**What you will do:**
Go through the listing and return every line with "Ferroni" in it.

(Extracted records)
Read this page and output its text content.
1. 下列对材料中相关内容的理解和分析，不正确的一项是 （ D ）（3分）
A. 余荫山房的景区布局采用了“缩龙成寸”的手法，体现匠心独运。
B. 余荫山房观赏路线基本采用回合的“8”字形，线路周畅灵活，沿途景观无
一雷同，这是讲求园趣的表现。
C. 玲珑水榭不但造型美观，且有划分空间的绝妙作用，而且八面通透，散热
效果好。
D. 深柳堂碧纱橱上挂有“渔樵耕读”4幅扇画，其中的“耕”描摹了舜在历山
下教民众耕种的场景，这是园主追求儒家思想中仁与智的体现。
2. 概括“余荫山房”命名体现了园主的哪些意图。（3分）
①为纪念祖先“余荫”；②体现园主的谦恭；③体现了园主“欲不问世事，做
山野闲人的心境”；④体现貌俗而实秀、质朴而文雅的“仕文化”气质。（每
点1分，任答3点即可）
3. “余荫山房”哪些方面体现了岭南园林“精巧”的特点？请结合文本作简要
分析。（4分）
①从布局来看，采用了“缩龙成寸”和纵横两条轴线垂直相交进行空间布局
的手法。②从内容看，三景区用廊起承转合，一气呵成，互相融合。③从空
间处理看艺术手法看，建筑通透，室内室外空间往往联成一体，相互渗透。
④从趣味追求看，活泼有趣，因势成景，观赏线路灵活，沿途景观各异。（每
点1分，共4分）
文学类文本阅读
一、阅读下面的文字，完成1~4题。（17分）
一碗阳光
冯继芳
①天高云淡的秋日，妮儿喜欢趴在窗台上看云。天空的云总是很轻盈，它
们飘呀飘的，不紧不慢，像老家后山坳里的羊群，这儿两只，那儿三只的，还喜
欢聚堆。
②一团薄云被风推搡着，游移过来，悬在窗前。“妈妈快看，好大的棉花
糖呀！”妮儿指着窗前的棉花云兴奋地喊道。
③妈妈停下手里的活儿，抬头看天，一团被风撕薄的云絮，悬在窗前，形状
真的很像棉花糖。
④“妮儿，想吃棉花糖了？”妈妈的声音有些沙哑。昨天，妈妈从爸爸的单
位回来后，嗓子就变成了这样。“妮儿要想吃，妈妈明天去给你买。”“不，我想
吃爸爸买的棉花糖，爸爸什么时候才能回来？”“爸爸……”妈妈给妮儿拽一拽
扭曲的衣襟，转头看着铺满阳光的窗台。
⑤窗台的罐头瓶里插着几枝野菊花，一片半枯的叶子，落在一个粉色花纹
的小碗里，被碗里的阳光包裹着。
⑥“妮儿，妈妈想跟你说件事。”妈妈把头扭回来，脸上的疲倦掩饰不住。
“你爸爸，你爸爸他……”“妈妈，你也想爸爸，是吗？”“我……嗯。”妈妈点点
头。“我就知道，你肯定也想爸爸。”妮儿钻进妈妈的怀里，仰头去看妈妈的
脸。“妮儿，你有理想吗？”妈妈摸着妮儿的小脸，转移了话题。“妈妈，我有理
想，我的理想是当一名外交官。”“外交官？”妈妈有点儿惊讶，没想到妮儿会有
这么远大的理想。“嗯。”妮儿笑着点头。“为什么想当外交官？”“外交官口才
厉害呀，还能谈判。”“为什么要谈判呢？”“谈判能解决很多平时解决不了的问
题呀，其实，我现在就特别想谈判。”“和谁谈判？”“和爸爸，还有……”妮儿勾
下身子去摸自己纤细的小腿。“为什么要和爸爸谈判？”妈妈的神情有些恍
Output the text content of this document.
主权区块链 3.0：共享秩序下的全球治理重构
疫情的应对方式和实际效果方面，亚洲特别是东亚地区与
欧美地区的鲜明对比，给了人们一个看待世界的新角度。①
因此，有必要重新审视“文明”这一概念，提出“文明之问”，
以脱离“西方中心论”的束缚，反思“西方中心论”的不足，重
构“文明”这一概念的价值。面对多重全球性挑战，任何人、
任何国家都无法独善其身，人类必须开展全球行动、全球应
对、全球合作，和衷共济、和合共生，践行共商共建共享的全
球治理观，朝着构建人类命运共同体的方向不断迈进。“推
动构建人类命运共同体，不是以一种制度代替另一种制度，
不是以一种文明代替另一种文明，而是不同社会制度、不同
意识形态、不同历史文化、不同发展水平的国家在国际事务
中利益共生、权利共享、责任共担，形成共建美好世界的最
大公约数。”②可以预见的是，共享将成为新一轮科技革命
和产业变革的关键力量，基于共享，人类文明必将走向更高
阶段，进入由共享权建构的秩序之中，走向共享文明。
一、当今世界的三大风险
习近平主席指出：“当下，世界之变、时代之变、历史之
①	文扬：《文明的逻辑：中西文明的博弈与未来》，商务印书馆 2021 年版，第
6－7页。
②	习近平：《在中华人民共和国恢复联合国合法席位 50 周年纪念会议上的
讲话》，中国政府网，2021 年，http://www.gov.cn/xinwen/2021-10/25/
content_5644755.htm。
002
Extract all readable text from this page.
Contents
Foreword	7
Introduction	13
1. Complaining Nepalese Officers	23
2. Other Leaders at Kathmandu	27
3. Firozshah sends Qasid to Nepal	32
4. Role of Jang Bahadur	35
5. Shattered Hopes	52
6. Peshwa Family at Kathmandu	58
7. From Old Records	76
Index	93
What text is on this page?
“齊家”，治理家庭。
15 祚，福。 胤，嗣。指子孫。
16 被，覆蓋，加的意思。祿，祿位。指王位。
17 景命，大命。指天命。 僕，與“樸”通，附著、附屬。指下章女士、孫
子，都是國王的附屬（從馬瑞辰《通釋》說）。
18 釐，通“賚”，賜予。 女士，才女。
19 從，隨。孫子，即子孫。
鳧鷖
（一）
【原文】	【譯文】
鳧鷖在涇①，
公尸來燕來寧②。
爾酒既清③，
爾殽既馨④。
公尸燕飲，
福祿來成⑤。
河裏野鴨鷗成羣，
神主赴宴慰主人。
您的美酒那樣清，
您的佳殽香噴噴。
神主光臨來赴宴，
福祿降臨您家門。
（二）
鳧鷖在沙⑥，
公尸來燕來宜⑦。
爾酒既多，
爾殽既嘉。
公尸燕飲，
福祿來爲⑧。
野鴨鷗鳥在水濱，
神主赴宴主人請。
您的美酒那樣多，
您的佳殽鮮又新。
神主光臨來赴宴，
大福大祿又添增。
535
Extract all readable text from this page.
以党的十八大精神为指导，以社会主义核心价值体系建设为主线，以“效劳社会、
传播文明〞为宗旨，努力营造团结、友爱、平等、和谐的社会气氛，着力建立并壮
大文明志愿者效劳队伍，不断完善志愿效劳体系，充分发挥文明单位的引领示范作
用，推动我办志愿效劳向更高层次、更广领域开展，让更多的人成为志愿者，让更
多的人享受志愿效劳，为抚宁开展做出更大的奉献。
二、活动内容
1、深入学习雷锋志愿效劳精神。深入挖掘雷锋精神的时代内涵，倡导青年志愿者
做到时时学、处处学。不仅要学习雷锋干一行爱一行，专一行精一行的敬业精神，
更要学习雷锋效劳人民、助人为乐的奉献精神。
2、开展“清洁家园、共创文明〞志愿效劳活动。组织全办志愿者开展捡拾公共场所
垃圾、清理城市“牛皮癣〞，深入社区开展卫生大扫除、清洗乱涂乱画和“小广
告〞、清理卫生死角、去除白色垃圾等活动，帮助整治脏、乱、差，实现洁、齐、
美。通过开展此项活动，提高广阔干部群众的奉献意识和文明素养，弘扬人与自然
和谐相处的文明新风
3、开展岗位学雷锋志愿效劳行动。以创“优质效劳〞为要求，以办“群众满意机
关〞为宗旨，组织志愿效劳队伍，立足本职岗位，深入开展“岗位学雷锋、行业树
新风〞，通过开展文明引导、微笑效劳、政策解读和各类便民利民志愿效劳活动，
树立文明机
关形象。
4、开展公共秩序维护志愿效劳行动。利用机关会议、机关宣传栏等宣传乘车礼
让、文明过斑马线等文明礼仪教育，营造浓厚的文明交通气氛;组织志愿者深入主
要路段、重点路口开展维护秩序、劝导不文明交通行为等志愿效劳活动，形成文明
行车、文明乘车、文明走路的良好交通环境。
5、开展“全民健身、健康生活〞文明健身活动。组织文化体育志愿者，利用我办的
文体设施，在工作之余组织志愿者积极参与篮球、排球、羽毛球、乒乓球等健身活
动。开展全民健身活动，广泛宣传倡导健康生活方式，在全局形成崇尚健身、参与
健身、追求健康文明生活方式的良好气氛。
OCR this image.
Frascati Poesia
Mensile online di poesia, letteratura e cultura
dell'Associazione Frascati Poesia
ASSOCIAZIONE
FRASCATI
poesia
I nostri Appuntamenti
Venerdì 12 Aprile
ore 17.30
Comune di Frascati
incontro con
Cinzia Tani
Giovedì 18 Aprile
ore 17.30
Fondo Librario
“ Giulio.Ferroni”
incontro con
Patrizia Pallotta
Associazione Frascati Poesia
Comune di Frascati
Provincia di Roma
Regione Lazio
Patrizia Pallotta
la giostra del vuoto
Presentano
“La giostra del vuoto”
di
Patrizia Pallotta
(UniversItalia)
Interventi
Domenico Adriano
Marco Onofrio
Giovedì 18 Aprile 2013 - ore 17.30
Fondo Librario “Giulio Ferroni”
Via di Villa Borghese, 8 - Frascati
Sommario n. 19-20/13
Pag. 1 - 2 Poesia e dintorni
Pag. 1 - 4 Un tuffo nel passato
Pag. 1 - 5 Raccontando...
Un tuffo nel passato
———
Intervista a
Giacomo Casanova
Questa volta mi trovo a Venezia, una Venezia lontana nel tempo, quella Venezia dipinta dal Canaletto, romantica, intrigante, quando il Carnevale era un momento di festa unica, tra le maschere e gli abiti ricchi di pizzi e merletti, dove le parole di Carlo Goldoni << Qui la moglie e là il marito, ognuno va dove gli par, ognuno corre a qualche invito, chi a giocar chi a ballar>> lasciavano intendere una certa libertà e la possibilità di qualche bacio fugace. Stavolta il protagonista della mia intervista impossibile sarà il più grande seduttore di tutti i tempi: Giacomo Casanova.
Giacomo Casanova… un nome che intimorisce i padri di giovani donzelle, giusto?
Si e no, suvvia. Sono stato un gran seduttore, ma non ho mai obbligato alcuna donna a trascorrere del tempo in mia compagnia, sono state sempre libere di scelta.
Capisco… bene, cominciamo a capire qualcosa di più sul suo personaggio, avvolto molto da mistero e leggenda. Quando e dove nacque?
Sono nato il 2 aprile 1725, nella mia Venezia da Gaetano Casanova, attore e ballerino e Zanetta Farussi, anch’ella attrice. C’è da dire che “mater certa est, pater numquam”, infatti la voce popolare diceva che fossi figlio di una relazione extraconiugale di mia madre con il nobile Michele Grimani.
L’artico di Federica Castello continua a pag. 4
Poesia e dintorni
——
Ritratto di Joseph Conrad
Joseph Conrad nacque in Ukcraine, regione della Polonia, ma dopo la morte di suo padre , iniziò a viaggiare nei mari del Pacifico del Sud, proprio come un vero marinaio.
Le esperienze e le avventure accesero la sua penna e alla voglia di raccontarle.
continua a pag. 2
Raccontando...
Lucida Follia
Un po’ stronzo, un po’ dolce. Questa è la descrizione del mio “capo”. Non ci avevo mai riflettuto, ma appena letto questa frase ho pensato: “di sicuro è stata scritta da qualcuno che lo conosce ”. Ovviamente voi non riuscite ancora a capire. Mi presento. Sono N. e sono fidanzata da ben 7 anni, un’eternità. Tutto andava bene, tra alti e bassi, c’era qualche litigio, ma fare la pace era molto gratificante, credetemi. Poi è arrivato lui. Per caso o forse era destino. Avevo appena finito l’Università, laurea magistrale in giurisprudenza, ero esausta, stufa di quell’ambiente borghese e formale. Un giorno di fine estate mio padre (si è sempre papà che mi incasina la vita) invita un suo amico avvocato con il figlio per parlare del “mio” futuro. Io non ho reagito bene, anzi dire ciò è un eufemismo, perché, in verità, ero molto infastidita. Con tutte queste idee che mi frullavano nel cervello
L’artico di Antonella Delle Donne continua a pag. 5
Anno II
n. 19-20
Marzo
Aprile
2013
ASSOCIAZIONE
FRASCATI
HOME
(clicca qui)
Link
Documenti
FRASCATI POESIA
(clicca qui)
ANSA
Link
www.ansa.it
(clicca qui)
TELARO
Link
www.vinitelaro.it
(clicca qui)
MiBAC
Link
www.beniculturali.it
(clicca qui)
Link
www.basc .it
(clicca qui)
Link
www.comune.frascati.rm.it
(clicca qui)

**Answer below:**
“ Giulio.Ferroni”
Fondo Librario “Giulio Ferroni”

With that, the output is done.